- _Exercise directions_
Each entry below is to be printed verbatim.

## start Record extracts

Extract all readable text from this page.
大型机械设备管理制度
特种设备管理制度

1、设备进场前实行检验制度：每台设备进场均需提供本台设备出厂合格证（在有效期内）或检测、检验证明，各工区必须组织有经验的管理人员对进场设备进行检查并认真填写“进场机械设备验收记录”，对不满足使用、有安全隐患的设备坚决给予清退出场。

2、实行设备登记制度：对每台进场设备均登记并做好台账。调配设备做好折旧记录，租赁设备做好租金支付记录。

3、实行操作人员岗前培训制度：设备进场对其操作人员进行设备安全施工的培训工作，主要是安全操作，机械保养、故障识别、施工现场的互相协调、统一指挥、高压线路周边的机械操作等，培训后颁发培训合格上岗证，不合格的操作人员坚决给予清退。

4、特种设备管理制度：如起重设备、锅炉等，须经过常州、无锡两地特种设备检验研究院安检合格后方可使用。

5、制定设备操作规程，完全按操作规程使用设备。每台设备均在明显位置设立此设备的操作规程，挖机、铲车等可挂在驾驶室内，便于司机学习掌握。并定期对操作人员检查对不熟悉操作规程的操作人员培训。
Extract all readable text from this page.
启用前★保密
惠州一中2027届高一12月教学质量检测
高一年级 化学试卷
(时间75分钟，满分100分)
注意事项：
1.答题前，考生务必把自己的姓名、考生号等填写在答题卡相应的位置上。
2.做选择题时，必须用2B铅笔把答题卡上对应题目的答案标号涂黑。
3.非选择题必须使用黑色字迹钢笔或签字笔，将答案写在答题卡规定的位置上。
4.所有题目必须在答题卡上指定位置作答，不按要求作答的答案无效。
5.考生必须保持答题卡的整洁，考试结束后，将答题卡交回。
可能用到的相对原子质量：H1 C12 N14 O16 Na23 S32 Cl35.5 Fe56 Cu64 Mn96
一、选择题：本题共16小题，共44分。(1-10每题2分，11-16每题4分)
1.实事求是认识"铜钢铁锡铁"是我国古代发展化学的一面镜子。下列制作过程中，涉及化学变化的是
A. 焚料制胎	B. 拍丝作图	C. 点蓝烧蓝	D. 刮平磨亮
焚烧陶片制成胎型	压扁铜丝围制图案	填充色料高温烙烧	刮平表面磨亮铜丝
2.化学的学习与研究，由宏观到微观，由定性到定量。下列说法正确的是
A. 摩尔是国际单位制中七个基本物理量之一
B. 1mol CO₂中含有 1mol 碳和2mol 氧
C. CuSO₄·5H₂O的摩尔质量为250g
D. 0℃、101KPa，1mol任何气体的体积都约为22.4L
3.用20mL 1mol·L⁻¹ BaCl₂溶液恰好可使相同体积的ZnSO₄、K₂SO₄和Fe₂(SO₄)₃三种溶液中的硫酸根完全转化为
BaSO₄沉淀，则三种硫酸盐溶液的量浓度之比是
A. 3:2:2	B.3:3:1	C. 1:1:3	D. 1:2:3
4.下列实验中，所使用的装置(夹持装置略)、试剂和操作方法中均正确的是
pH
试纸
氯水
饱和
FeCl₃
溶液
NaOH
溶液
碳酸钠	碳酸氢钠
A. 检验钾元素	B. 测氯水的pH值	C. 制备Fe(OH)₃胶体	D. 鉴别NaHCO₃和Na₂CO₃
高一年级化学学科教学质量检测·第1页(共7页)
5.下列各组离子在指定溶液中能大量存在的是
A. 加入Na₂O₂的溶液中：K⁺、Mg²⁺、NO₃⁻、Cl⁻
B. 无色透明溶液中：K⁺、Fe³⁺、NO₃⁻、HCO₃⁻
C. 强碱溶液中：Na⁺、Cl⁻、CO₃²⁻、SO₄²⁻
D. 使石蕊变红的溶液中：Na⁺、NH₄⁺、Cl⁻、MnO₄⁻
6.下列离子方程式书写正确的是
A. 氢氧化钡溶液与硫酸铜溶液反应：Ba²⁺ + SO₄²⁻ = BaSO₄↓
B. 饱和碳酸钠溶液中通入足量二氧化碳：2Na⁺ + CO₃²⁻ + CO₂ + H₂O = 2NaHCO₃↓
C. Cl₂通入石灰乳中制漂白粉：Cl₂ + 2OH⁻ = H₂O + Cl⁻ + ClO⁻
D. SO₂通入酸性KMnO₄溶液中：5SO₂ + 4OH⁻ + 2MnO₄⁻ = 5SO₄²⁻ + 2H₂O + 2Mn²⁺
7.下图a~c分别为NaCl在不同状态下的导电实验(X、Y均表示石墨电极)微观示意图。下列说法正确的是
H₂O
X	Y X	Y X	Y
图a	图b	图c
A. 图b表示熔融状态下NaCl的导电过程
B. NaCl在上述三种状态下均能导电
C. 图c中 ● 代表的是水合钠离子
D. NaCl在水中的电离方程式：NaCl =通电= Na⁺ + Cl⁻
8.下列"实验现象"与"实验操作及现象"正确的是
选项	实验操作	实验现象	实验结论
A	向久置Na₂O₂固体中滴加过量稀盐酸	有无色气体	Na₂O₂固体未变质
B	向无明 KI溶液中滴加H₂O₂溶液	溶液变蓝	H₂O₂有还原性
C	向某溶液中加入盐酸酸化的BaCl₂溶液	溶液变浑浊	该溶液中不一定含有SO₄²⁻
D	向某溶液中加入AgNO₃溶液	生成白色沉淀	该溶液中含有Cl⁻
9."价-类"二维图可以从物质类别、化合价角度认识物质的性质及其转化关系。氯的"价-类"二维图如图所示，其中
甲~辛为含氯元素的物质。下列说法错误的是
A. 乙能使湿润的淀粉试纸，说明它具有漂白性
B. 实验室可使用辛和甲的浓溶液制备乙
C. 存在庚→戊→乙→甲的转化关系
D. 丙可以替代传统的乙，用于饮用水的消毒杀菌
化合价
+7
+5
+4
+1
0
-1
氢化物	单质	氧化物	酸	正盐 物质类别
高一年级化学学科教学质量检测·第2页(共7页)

## end Record extracts

- _Task result_
Extract all readable text from this page.
大型机械设备管理制度
特种设备管理制度

1、设备进场前实行检验制度：每台设备进场均需提供本台设备出厂合格证（在有效期内）或检测、检验证明，各工区必须组织有经验的管理人员对进场设备进行检查并认真填写“进场机械设备验收记录”，对不满足使用、有安全隐患的设备坚决给予清退出场。

2、实行设备登记制度：对每台进场设备均登记并做好台账。调配设备做好折旧记录，租赁设备做好租金支付记录。

3、实行操作人员岗前培训制度：设备进场对其操作人员进行设备安全施工的培训工作，主要是安全操作，机械保养、故障识别、施工现场的互相协调、统一指挥、高压线路周边的机械操作等，培训后颁发培训合格上岗证，不合格的操作人员坚决给予清退。

4、特种设备管理制度：如起重设备、锅炉等，须经过常州、无锡两地特种设备检验研究院安检合格后方可使用。

5、制定设备操作规程，完全按操作规程使用设备。每台设备均在明显位置设立此设备的操作规程，挖机、铲车等可挂在驾驶室内，便于司机学习掌握。并定期对操作人员检查对不熟悉操作规程的操作人员培训。
Extract all readable text from this page.
启用前★保密
惠州一中2027届高一12月教学质量检测
高一年级 化学试卷
(时间75分钟，满分100分)
注意事项：
1.答题前，考生务必把自己的姓名、考生号等填写在答题卡相应的位置上。
2.做选择题时，必须用2B铅笔把答题卡上对应题目的答案标号涂黑。
3.非选择题必须使用黑色字迹钢笔或签字笔，将答案写在答题卡规定的位置上。
4.所有题目必须在答题卡上指定位置作答，不按要求作答的答案无效。
5.考生必须保持答题卡的整洁，考试结束后，将答题卡交回。
可能用到的相对原子质量：H1 C12 N14 O16 Na23 S32 Cl35.5 Fe56 Cu64 Mn96
一、选择题：本题共16小题，共44分。(1-10每题2分，11-16每题4分)
1.实事求是认识"铜钢铁锡铁"是我国古代发展化学的一面镜子。下列制作过程中，涉及化学变化的是
A. 焚料制胎	B. 拍丝作图	C. 点蓝烧蓝	D. 刮平磨亮
焚烧陶片制成胎型	压扁铜丝围制图案	填充色料高温烙烧	刮平表面磨亮铜丝
2.化学的学习与研究，由宏观到微观，由定性到定量。下列说法正确的是
A. 摩尔是国际单位制中七个基本物理量之一
B. 1mol CO₂中含有 1mol 碳和2mol 氧
C. CuSO₄·5H₂O的摩尔质量为250g
D. 0℃、101KPa，1mol任何气体的体积都约为22.4L
3.用20mL 1mol·L⁻¹ BaCl₂溶液恰好可使相同体积的ZnSO₄、K₂SO₄和Fe₂(SO₄)₃三种溶液中的硫酸根完全转化为
BaSO₄沉淀，则三种硫酸盐溶液的量浓度之比是
A. 3:2:2	B.3:3:1	C. 1:1:3	D. 1:2:3
4.下列实验中，所使用的装置(夹持装置略)、试剂和操作方法中均正确的是
pH
试纸
氯水
饱和
FeCl₃
溶液
NaOH
溶液
碳酸钠	碳酸氢钠
A. 检验钾元素	B. 测氯水的pH值	C. 制备Fe(OH)₃胶体	D. 鉴别NaHCO₃和Na₂CO₃
高一年级化学学科教学质量检测·第1页(共7页)
5.下列各组离子在指定溶液中能大量存在的是
A. 加入Na₂O₂的溶液中：K⁺、Mg²⁺、NO₃⁻、Cl⁻
B. 无色透明溶液中：K⁺、Fe³⁺、NO₃⁻、HCO₃⁻
C. 强碱溶液中：Na⁺、Cl⁻、CO₃²⁻、SO₄²⁻
D. 使石蕊变红的溶液中：Na⁺、NH₄⁺、Cl⁻、MnO₄⁻
6.下列离子方程式书写正确的是
A. 氢氧化钡溶液与硫酸铜溶液反应：Ba²⁺ + SO₄²⁻ = BaSO₄↓
B. 饱和碳酸钠溶液中通入足量二氧化碳：2Na⁺ + CO₃²⁻ + CO₂ + H₂O = 2NaHCO₃↓
C. Cl₂通入石灰乳中制漂白粉：Cl₂ + 2OH⁻ = H₂O + Cl⁻ + ClO⁻
D. SO₂通入酸性KMnO₄溶液中：5SO₂ + 4OH⁻ + 2MnO₄⁻ = 5SO₄²⁻ + 2H₂O + 2Mn²⁺
7.下图a~c分别为NaCl在不同状态下的导电实验(X、Y均表示石墨电极)微观示意图。下列说法正确的是
H₂O
X	Y X	Y X	Y
图a	图b	图c
A. 图b表示熔融状态下NaCl的导电过程
B. NaCl在上述三种状态下均能导电
C. 图c中 ● 代表的是水合钠离子
D. NaCl在水中的电离方程式：NaCl =通电= Na⁺ + Cl⁻
8.下列"实验现象"与"实验操作及现象"正确的是
选项	实验操作	实验现象	实验结论
A	向久置Na₂O₂固体中滴加过量稀盐酸	有无色气体	Na₂O₂固体未变质
B	向无明 KI溶液中滴加H₂O₂溶液	溶液变蓝	H₂O₂有还原性
C	向某溶液中加入盐酸酸化的BaCl₂溶液	溶液变浑浊	该溶液中不一定含有SO₄²⁻
D	向某溶液中加入AgNO₃溶液	生成白色沉淀	该溶液中含有Cl⁻
9."价-类"二维图可以从物质类别、化合价角度认识物质的性质及其转化关系。氯的"价-类"二维图如图所示，其中
甲~辛为含氯元素的物质。下列说法错误的是
A. 乙能使湿润的淀粉试纸，说明它具有漂白性
B. 实验室可使用辛和甲的浓溶液制备乙
C. 存在庚→戊→乙→甲的转化关系
D. 丙可以替代传统的乙，用于饮用水的消毒杀菌
化合价
+7
+5
+4
+1
0
-1
氢化物	单质	氧化物	酸	正盐 物质类别
高一年级化学学科教学质量检测·第2页(共7页)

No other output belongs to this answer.